# STATED PROBLEM
Copy out all lines that carry the word "more".

# DATA PROVIDED
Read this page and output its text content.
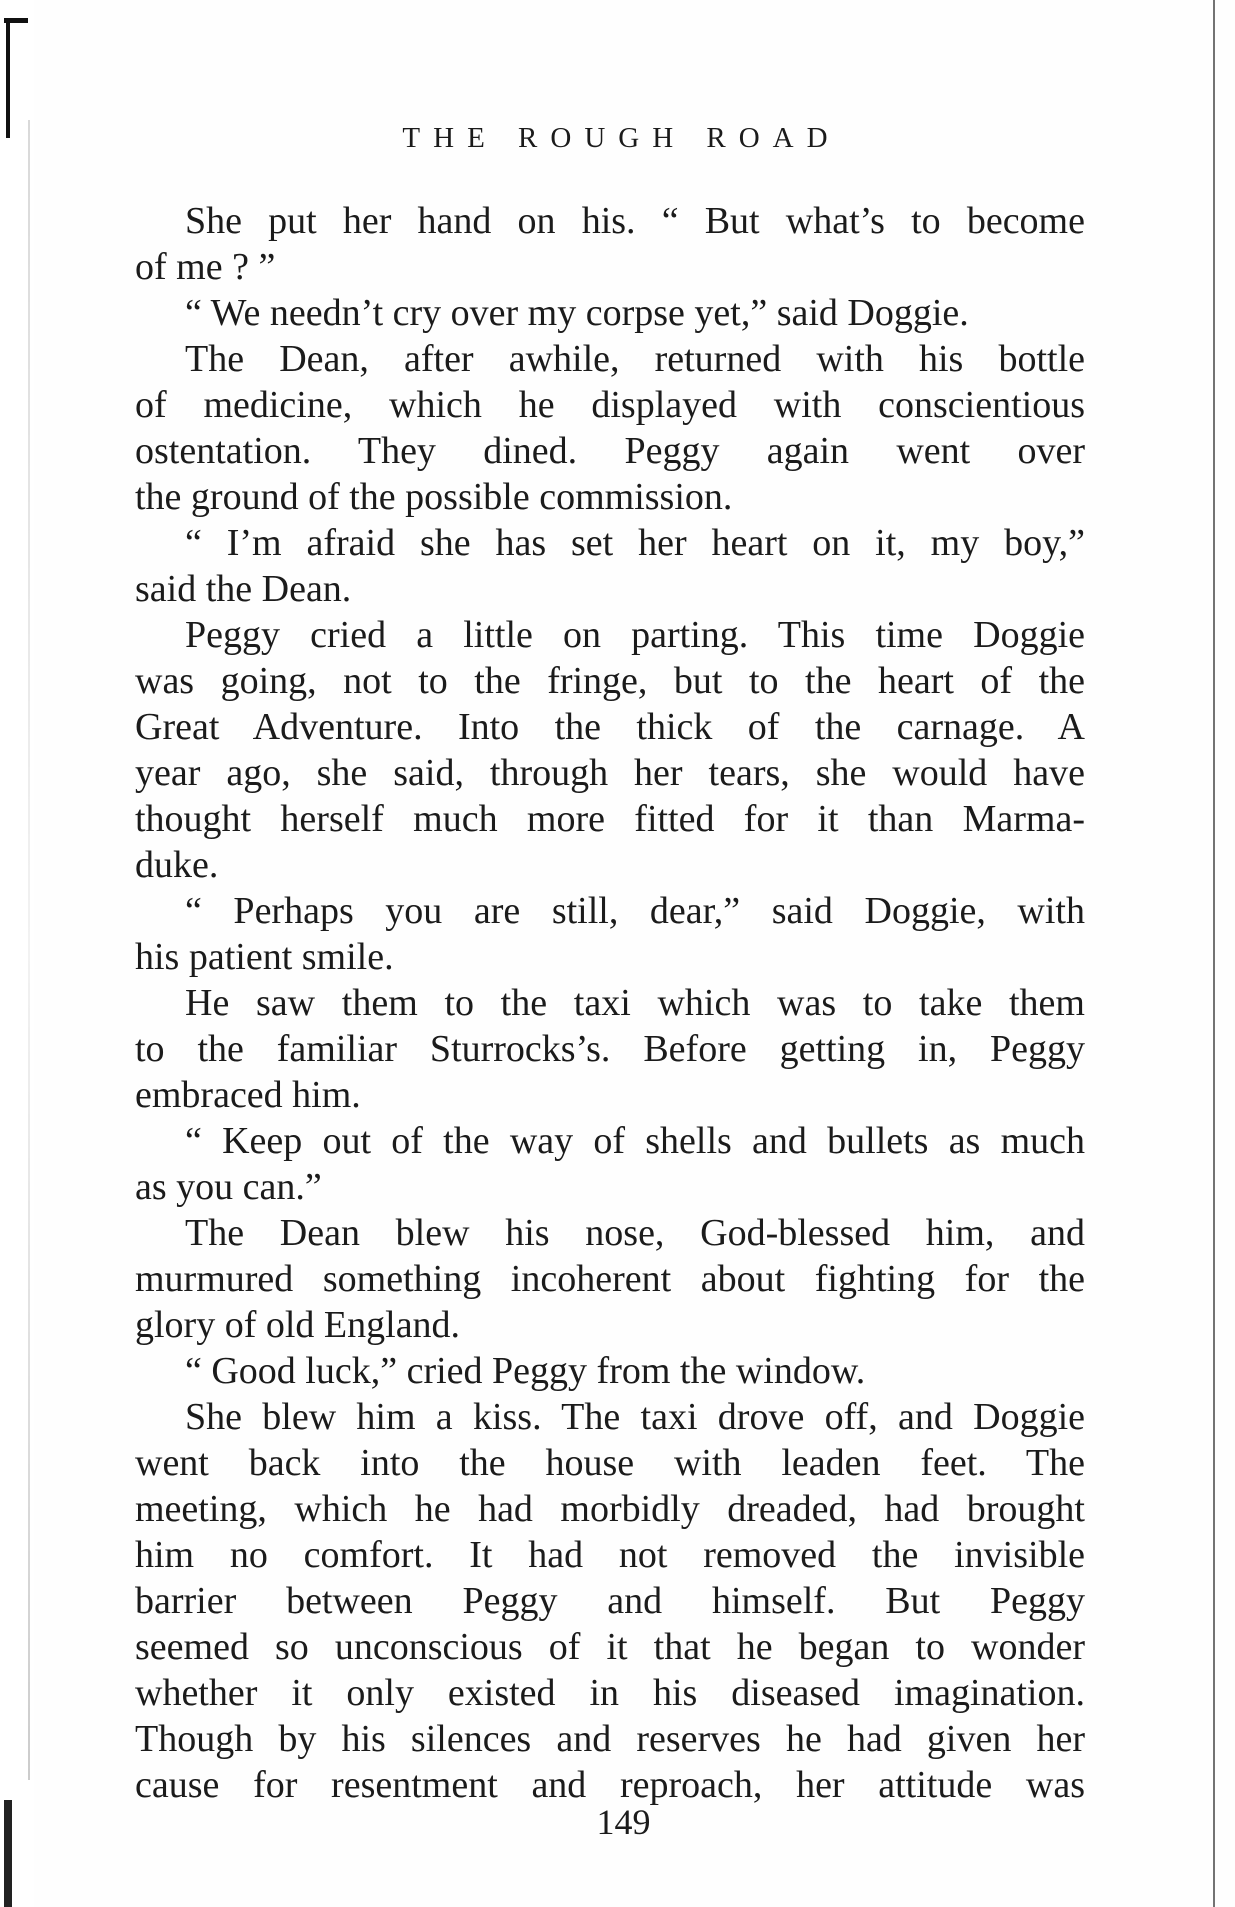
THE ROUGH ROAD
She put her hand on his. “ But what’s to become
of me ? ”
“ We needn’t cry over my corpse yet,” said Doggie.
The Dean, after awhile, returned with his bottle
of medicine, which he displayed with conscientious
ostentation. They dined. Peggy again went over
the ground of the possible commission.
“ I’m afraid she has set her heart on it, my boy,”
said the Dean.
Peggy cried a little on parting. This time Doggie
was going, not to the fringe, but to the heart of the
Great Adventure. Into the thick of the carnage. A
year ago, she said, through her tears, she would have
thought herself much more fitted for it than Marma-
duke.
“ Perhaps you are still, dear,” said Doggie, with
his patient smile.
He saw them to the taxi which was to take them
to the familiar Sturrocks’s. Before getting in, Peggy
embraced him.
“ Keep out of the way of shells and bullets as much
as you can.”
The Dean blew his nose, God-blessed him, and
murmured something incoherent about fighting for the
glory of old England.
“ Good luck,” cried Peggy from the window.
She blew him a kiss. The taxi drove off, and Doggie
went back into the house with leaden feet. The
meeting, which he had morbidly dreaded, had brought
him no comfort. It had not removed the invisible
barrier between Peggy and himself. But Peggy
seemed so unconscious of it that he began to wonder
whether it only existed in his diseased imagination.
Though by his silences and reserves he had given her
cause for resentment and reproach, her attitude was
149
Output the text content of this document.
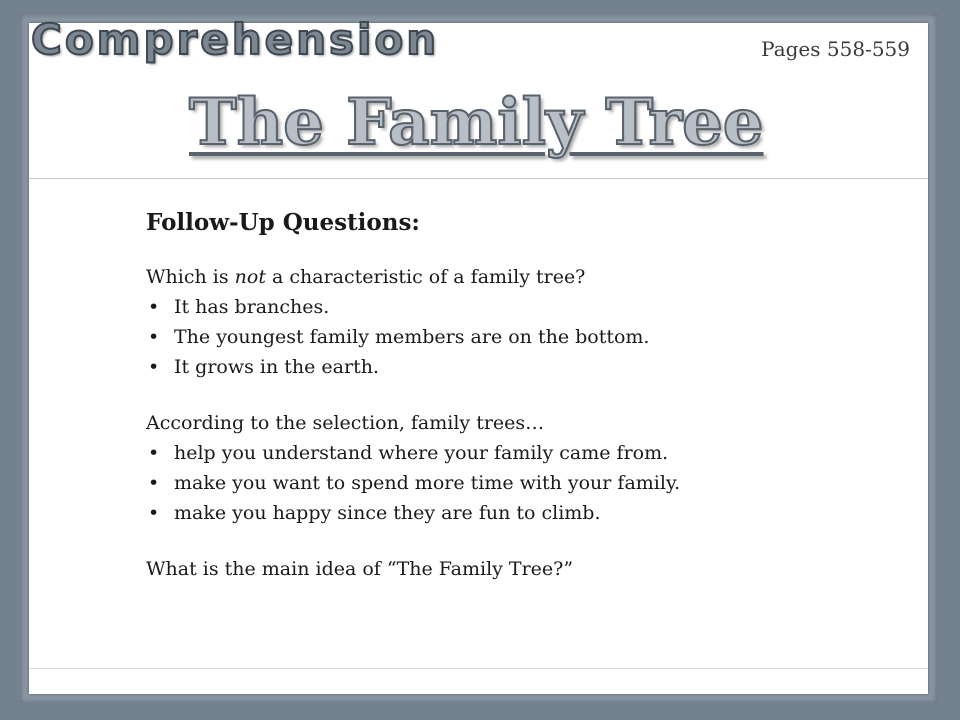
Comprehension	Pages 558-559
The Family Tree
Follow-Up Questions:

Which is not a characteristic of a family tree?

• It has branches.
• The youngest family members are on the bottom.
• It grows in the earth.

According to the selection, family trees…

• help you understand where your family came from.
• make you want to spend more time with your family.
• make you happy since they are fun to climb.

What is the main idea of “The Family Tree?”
--
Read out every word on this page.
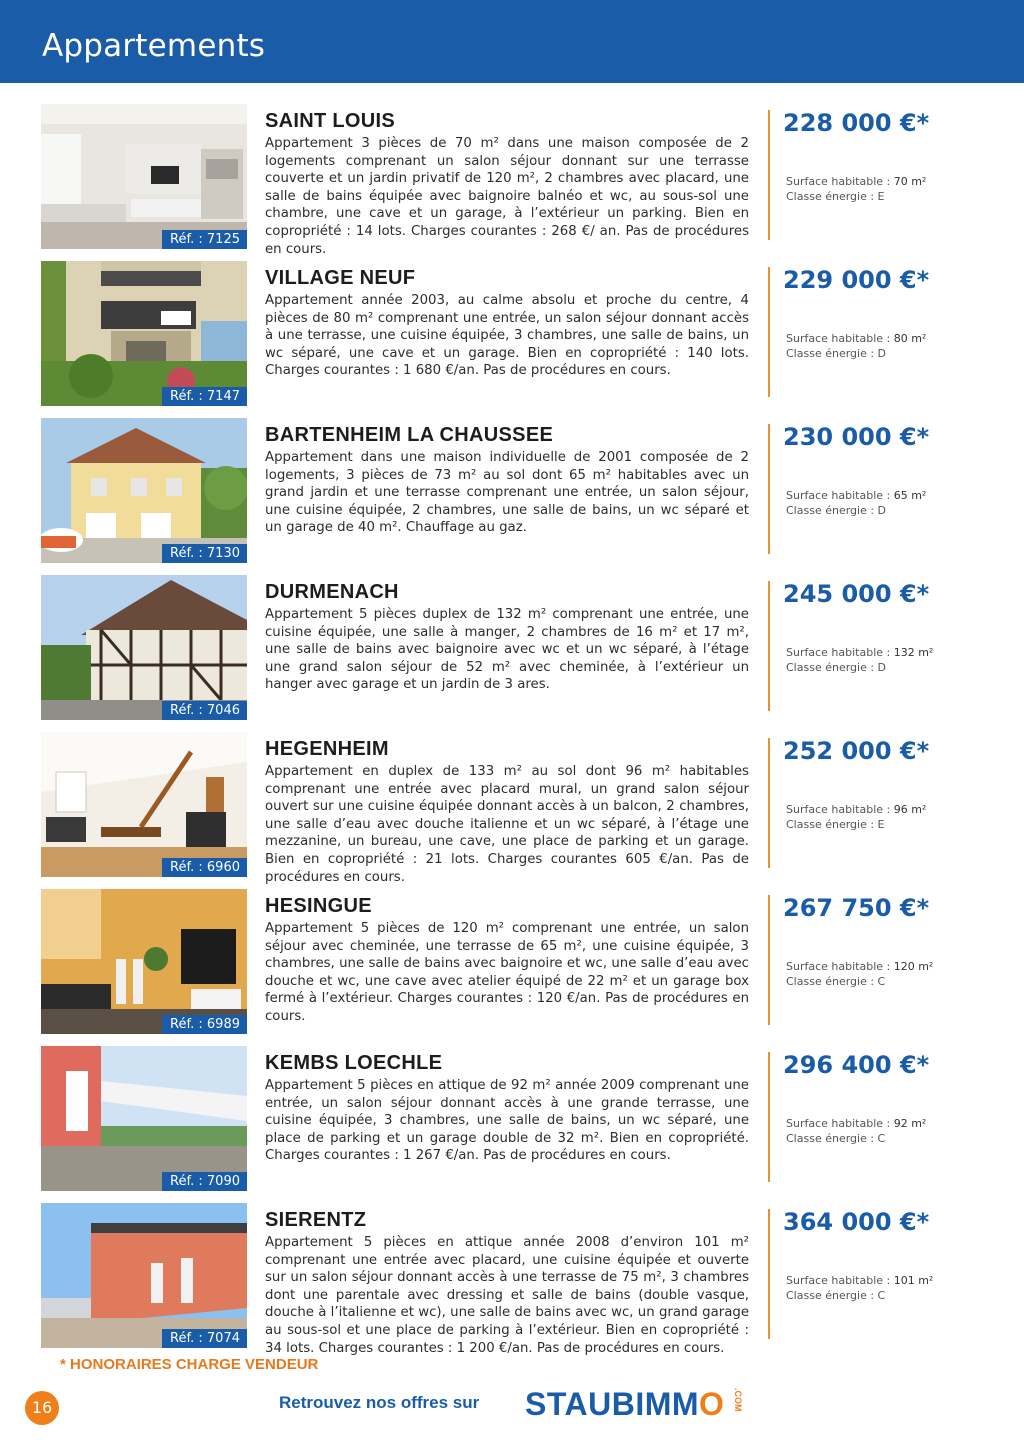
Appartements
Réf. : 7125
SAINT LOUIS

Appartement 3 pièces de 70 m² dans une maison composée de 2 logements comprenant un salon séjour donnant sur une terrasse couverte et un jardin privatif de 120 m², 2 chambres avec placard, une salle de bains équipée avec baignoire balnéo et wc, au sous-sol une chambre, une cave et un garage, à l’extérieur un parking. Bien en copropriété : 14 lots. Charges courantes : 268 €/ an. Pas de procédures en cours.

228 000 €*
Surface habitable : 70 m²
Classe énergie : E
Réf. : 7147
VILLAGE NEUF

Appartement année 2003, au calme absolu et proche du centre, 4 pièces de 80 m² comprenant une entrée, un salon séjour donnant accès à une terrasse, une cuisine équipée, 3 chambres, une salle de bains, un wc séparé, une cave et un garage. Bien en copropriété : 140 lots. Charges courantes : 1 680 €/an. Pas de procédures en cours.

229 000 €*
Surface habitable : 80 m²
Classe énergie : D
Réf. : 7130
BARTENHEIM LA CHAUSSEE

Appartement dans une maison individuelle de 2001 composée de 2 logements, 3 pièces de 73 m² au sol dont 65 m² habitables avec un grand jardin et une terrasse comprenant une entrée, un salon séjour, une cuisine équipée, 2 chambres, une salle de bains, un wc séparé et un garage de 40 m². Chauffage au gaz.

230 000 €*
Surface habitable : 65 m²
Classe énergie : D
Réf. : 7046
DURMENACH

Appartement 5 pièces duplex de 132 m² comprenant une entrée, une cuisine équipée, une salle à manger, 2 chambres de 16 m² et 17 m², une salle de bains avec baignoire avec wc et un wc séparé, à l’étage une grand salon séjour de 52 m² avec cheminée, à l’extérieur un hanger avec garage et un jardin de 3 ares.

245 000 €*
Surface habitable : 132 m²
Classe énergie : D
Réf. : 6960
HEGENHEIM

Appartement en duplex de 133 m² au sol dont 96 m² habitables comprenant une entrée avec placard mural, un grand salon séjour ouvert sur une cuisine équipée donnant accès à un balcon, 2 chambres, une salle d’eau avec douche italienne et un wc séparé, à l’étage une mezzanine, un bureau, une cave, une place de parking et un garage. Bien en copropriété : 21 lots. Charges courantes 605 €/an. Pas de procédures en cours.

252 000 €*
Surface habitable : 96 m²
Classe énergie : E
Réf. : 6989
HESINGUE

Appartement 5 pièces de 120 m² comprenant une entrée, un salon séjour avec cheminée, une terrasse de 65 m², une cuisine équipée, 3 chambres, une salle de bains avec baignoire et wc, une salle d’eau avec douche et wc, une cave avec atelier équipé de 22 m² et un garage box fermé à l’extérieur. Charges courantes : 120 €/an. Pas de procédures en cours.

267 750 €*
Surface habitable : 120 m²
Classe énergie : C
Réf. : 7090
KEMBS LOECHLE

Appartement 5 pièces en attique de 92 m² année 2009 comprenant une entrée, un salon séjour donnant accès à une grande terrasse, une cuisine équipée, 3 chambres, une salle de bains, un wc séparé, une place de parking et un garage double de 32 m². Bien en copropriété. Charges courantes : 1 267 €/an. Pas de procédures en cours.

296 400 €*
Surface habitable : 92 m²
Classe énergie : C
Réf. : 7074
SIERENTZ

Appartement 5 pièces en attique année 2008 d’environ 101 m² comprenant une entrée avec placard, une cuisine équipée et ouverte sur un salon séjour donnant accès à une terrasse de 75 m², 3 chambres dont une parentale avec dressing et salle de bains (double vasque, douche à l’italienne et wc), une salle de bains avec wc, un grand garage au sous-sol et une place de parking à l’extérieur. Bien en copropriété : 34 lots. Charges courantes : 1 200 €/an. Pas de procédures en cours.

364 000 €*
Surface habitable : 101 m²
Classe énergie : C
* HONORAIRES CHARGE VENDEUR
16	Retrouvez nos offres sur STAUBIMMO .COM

# REPLY
thought herself much more fitted for it than Marma-
• make you want to spend more time with your family.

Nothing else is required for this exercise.